List each line in which the string "page" appears.
[BEGIN]
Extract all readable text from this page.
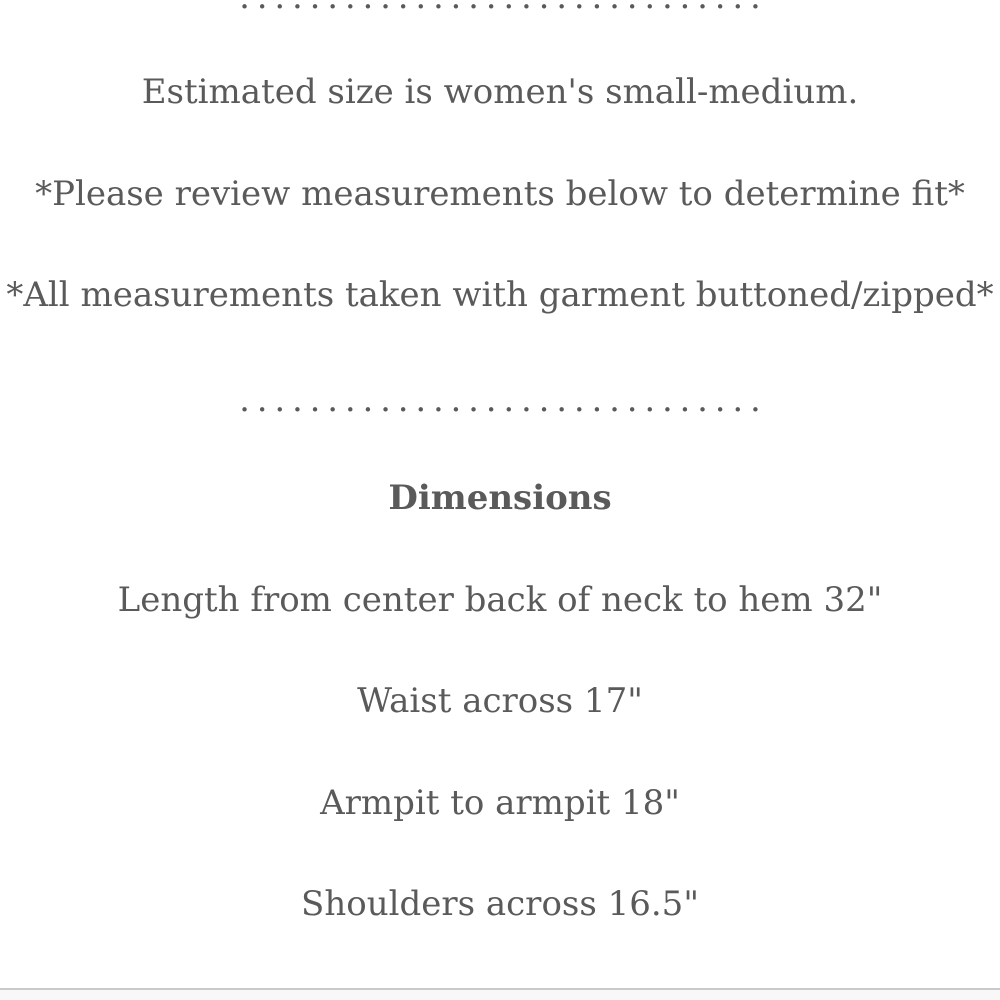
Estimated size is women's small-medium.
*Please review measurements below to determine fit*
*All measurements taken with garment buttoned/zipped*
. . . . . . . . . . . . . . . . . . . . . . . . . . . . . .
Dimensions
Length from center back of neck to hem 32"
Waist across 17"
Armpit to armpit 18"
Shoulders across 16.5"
[END]
[BEGIN]
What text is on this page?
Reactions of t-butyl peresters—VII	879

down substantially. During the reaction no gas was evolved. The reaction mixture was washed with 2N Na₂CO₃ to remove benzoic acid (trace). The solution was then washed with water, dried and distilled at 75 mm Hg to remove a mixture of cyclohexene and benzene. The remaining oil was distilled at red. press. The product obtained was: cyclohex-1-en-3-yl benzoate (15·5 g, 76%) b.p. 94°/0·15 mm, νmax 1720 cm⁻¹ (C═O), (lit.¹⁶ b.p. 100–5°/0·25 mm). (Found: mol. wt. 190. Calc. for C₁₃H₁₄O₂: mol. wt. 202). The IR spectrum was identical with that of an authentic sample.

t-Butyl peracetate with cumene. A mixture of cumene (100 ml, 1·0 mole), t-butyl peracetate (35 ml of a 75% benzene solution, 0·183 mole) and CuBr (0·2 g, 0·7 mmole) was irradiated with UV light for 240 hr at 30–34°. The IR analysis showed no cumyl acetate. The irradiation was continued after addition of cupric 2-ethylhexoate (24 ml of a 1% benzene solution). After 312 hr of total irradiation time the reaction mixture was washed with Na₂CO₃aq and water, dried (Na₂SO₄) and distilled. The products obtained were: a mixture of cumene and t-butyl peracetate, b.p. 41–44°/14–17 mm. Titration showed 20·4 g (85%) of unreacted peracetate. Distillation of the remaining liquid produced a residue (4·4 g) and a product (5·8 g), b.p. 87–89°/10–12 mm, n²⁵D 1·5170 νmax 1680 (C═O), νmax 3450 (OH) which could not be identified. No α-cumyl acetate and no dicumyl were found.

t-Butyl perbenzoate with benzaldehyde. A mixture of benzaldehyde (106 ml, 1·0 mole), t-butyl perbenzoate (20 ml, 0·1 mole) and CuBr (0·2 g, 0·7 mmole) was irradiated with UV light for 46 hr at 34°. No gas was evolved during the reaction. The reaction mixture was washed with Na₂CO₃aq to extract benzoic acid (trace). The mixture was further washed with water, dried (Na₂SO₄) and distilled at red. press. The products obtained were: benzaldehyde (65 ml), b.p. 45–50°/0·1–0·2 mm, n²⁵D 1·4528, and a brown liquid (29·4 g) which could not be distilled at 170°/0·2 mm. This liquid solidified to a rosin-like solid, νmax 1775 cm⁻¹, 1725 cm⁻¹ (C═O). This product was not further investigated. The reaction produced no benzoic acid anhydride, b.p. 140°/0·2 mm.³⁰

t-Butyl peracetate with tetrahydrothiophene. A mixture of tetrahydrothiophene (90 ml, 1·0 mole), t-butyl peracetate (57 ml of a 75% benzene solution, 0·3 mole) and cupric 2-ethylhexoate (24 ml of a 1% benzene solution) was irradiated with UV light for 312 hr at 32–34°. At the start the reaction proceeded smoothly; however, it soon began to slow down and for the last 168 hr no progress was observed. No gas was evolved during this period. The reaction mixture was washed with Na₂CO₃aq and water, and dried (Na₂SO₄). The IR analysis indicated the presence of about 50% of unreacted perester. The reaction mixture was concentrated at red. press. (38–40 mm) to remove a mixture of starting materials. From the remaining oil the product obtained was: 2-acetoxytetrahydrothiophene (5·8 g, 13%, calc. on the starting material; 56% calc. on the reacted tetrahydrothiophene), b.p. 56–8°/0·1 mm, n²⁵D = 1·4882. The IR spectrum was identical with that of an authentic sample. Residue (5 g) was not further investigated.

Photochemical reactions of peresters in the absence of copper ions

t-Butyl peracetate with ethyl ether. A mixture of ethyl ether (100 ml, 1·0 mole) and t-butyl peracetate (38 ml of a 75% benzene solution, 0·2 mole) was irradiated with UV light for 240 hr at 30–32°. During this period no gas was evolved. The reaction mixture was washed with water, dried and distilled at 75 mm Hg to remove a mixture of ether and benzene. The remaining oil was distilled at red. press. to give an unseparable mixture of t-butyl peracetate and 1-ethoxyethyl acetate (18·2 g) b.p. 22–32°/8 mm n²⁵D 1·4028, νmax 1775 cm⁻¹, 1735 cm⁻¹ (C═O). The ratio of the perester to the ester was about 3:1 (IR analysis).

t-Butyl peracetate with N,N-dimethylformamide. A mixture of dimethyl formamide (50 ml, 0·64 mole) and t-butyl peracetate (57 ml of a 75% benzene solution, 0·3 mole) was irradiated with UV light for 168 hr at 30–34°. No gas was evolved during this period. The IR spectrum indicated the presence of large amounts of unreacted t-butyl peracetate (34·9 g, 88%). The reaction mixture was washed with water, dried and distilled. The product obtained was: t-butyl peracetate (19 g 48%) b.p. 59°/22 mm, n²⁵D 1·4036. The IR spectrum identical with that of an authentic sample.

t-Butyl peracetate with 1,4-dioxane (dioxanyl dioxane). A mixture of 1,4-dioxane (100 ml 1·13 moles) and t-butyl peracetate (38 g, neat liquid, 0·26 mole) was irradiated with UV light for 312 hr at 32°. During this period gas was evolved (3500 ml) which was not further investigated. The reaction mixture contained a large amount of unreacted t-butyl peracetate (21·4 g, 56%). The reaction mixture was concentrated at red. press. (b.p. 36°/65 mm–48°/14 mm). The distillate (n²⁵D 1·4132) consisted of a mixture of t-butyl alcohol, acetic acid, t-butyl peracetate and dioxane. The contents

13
[END]
[BEGIN]
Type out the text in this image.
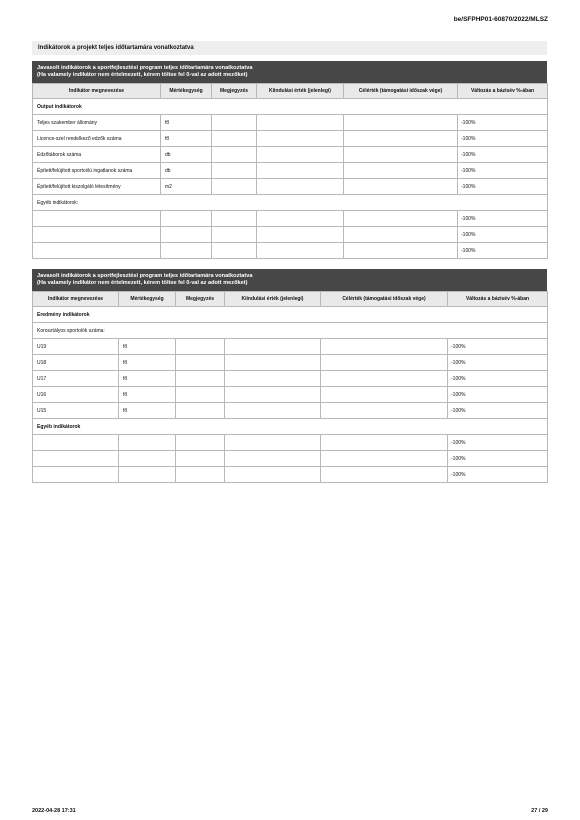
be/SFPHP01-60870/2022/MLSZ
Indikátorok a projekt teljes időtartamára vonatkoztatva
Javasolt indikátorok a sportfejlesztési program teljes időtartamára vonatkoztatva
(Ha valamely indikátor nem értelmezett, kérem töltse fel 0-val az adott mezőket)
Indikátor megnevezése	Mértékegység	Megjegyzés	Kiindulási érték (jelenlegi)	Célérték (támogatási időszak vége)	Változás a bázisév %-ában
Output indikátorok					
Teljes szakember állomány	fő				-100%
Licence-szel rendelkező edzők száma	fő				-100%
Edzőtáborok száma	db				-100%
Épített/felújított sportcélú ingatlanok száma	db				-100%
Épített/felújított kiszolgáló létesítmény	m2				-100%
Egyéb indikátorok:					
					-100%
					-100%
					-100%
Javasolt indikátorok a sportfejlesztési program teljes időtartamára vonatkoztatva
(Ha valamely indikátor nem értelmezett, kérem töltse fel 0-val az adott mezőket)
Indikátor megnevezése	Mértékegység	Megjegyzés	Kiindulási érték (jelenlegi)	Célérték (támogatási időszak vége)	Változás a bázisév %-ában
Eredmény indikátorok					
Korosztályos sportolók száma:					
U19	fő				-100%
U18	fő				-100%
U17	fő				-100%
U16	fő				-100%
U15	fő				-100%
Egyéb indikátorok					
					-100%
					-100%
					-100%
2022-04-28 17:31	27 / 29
[END]
■ OUTPUT FOR THIS TASK
Extract all readable text from this page.
What text is on this page?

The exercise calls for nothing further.